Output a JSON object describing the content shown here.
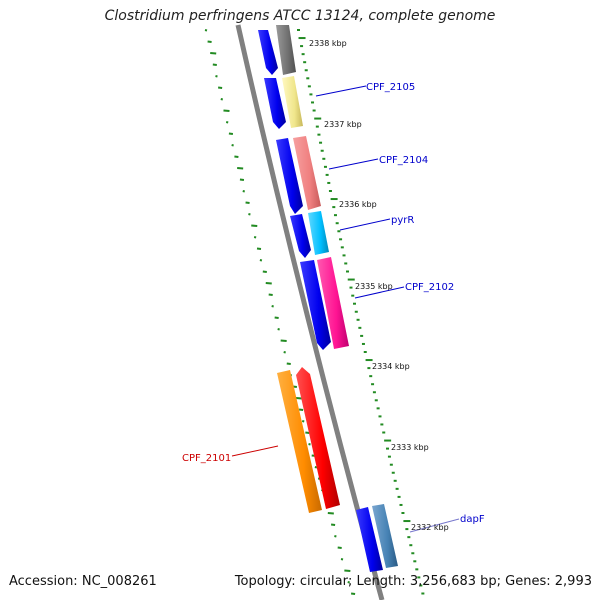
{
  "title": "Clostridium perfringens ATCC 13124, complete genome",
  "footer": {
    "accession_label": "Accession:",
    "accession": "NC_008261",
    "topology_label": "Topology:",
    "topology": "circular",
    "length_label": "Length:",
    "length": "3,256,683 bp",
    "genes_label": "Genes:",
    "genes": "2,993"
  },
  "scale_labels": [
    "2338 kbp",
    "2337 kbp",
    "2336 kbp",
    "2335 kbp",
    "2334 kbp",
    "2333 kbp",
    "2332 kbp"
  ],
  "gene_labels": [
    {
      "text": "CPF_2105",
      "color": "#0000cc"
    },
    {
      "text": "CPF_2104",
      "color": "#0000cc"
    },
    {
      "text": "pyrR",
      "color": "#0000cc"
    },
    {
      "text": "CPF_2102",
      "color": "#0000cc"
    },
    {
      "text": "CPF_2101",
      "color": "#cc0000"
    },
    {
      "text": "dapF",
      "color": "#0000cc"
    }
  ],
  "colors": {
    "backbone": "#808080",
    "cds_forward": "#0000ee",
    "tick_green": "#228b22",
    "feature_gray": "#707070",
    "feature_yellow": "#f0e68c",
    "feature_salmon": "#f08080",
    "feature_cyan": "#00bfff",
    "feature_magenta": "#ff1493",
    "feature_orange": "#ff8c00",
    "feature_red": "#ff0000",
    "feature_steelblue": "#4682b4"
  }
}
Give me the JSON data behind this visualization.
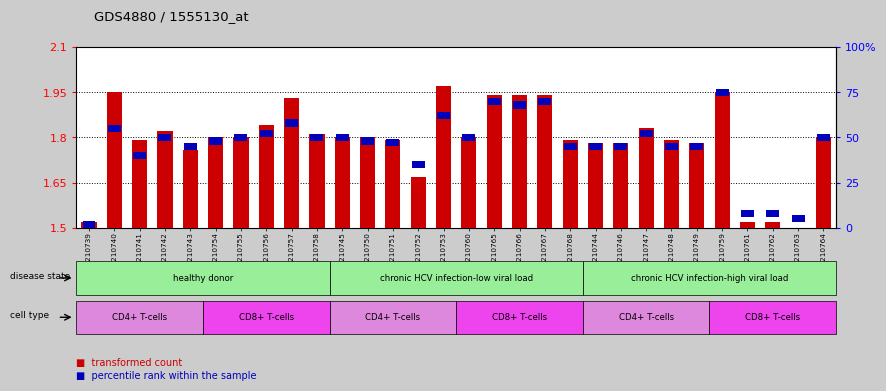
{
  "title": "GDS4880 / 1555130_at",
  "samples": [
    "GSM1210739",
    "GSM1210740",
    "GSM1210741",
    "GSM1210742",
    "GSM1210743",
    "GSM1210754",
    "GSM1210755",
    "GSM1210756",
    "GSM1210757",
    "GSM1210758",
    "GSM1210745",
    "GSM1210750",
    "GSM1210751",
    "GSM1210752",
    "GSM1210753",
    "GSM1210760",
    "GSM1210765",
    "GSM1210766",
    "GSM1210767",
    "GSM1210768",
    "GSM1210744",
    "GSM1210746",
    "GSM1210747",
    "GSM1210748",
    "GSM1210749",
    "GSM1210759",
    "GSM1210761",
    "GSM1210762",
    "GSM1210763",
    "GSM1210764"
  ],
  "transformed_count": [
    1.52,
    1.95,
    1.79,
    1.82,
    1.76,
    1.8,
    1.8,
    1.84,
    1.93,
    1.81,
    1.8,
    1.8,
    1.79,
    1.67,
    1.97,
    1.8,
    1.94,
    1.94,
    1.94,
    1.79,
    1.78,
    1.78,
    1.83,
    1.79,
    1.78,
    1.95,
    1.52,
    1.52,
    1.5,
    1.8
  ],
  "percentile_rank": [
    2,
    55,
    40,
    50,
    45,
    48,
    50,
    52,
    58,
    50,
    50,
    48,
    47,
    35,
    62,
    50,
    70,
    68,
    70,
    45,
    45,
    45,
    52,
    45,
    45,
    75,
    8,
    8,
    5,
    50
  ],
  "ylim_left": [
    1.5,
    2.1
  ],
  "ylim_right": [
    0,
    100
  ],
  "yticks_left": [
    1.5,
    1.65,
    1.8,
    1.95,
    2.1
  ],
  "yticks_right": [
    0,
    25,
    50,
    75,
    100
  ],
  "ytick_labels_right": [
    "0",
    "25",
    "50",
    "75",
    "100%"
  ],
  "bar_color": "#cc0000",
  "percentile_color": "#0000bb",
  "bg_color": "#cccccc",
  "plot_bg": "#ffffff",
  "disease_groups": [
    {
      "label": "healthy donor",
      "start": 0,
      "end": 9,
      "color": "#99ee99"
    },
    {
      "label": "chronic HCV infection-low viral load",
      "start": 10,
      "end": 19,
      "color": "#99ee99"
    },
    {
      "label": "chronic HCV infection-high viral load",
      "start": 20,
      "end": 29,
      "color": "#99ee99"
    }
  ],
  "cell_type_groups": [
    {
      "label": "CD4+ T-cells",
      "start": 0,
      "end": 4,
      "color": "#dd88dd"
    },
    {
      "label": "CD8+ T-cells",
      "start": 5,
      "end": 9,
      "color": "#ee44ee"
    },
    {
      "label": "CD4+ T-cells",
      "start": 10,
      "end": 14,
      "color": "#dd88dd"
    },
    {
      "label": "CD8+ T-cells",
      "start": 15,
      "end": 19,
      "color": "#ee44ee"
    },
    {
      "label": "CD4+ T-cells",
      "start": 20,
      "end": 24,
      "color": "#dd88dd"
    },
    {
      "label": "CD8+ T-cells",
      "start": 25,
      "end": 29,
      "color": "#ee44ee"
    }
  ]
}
*-*-*
### [What is being asked]
Go through the entries above and report each line with the string "load" in it.

### [Worked solution]
      "label": "chronic HCV infection-low viral load",
      "label": "chronic HCV infection-high viral load",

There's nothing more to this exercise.